▶ **Text block**:
+ + + + + + +
Trapping an Intermediate of Dinitrogen (N2) Reduction on Nitrogenase

Nitrogenase reduces dinitrogen (N-2) by six electrons and six protons at an active-site metal-locluster called FeMo cofactor, to yield two ammonia molecules, Insights into the mechanism of substrate reduction by nitrogenase have come from recent successes in trapping and characterizing intermediates generated during the reduction of protons as well as nitrogenous and alkyne substrates by MoFe proteins with amino acid substitutions. Here, we describe an intermediate generated at a high concentration during reduction of the natural nitrogenase substrate, N-2, by wild-type MoFe protein, providing evidence that it contains N-2 bound to the active-site FeMo cofactor. When MoFe protein was frozen at 77 K during steady-state turnover with N-2 the S = 3/2 EPR signal (g [4.3, 3.64, 2.00]) arising from the resting state of FeMo cofactor was observed to convert to a rhombic, S = 1/2, signal (g = [2.08, 1.99, 1.97]). The intensity of the N-2-dependent EPR signal increased with increasing N-2 partial pressure, reaching a maximum intensity of approximately 20% of that of the original FeMo cofactor signal at >= 0.2 atm N-2. An almost complete loss of resting FeMo cofactor signal in this sample implies that the remainder of the enzyme has been reduced to an EPR-silent intermediate state. The N-2-dependent EPR signal intensity also varied with the ratio of Fe protein to MoFe protein (electron flux through nitrogenase), with the maximum signal intensity observed with a ratio of 2:1 (1:1 Fe protein: FeMo cofactor) or higher. The pH optimum for the signal was 7.1. The N-2-dependent EPR signal intensity exhibited a linear dependence on the square root of the EPR microwave power in contrast to the nonlinear response of signal intensity observed for hydrazine-, diazene-, and methyldiazene-trapped states. N-15 ENDOR spectroscopic analysis of MoFe protein captured during turnover with N-15(2) revealed a N-15 nuclear spin coupled to the FeMo cofactor with a hyperfine tensor A = [0.9, 1.4, 0.45] MHz establishing that an N-2-derived species was trapped on the FeMo cofactor. The observation of a single type of N-15-coupled nucleus from the field dependence, along with the absence of ail associated exchangeable H-1 ENDOR signal, is consistent with an N-2 molecule bound end-on to the FeMo cofactor.
+ + + + + + +
▶ **Work task 1**:
Answer these from the nitrogenase text:
(a) At what temperature was the MoFe protein frozen during steady-state turnover with N-2?
(b) What was the pH optimum for the N-2-dependent EPR signal?
(c) What hyperfine tensor did the N-15 ENDOR analysis reveal?
▶ **Work task 2**:
Name each trapped state in the nitrogenase text whose EPR signal intensity responds nonlinearly to microwave power.

▶ **Stored entries**:
+ + + + + + +
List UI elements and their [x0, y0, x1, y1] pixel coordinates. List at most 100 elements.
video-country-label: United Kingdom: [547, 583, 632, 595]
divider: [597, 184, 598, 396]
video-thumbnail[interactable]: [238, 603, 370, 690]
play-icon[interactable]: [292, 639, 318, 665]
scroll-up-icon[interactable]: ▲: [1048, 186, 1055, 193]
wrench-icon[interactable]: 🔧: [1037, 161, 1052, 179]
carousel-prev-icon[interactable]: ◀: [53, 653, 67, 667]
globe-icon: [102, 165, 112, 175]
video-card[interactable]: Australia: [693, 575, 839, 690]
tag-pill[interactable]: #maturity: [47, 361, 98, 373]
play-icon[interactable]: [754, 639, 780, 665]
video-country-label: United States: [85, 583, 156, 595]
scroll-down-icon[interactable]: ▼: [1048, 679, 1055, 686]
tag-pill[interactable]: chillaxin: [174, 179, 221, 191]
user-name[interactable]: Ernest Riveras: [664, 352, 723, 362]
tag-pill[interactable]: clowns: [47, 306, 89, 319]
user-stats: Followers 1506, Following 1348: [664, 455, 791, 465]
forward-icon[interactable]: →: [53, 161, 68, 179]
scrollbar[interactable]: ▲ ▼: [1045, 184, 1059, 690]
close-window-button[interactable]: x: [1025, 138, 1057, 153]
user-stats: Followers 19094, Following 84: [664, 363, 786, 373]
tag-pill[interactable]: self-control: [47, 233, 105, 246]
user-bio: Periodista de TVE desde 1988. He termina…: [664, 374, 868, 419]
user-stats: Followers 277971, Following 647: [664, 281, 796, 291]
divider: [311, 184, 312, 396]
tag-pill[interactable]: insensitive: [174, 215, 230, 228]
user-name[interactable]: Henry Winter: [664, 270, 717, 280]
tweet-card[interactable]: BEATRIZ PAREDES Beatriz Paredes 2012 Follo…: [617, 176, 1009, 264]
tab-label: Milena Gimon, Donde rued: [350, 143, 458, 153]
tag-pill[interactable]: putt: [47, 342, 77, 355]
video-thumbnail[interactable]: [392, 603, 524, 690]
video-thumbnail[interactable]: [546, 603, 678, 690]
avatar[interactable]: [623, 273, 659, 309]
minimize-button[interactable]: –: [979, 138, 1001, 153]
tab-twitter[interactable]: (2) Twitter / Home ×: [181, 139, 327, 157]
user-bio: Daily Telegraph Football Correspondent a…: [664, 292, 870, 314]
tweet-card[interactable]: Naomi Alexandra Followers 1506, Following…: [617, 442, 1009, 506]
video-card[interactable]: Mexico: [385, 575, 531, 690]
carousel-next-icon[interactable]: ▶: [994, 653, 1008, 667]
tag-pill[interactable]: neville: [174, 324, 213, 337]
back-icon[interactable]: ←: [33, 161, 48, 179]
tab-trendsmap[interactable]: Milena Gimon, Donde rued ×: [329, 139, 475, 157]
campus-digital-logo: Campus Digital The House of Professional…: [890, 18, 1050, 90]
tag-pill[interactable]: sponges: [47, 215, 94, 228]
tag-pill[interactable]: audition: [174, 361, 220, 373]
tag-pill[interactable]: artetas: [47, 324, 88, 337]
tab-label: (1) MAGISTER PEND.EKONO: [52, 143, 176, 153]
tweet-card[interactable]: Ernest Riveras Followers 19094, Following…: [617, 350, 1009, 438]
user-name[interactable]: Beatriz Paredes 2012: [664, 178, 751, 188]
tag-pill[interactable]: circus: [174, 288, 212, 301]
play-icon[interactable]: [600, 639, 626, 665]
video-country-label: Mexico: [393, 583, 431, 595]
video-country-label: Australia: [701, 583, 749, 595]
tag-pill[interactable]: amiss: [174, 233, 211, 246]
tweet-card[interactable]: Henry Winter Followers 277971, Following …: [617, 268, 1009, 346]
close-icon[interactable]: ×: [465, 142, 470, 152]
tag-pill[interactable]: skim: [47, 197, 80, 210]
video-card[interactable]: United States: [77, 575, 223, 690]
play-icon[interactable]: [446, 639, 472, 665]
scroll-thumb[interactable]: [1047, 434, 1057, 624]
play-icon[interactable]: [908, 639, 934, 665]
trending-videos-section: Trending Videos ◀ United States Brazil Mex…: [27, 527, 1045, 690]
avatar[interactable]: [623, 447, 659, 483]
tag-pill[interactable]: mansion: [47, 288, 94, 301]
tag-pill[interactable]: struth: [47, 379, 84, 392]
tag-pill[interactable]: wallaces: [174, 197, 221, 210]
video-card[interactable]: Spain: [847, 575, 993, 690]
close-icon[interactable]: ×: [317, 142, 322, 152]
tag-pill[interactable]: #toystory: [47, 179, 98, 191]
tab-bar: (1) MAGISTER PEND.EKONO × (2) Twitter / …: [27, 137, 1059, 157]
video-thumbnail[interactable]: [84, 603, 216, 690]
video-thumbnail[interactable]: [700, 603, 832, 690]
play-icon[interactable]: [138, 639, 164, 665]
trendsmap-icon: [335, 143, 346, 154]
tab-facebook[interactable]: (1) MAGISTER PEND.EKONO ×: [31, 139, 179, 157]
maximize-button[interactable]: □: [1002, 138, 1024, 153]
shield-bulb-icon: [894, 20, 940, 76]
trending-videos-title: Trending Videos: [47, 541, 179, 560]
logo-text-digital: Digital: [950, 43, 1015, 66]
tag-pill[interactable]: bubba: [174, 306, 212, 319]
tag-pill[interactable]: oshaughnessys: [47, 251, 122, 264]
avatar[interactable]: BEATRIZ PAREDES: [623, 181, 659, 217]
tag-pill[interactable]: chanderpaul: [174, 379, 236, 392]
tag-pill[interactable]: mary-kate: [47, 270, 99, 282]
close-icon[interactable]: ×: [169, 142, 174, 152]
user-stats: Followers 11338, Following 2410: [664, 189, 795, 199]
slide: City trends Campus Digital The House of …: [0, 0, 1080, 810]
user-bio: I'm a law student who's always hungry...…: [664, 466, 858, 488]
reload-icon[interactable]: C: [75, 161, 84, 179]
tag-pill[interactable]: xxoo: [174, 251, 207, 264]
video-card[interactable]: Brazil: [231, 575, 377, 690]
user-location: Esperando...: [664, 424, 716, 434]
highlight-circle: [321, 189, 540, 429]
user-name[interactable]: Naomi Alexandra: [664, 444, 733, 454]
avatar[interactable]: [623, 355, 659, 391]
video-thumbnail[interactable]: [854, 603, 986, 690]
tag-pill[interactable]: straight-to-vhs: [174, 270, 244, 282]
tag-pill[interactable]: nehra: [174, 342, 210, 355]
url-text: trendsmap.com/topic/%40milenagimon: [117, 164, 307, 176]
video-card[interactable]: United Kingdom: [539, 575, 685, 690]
+ + + + + + +
▶ **Exercise solution 1**:
(a) 77 K
(b) 7.1
(c) A = [0.9, 1.4, 0.45] MHz

▶ **Exercise solution 2**:
hydrazine-trapped state
diazene-trapped state
methyldiazene-trapped state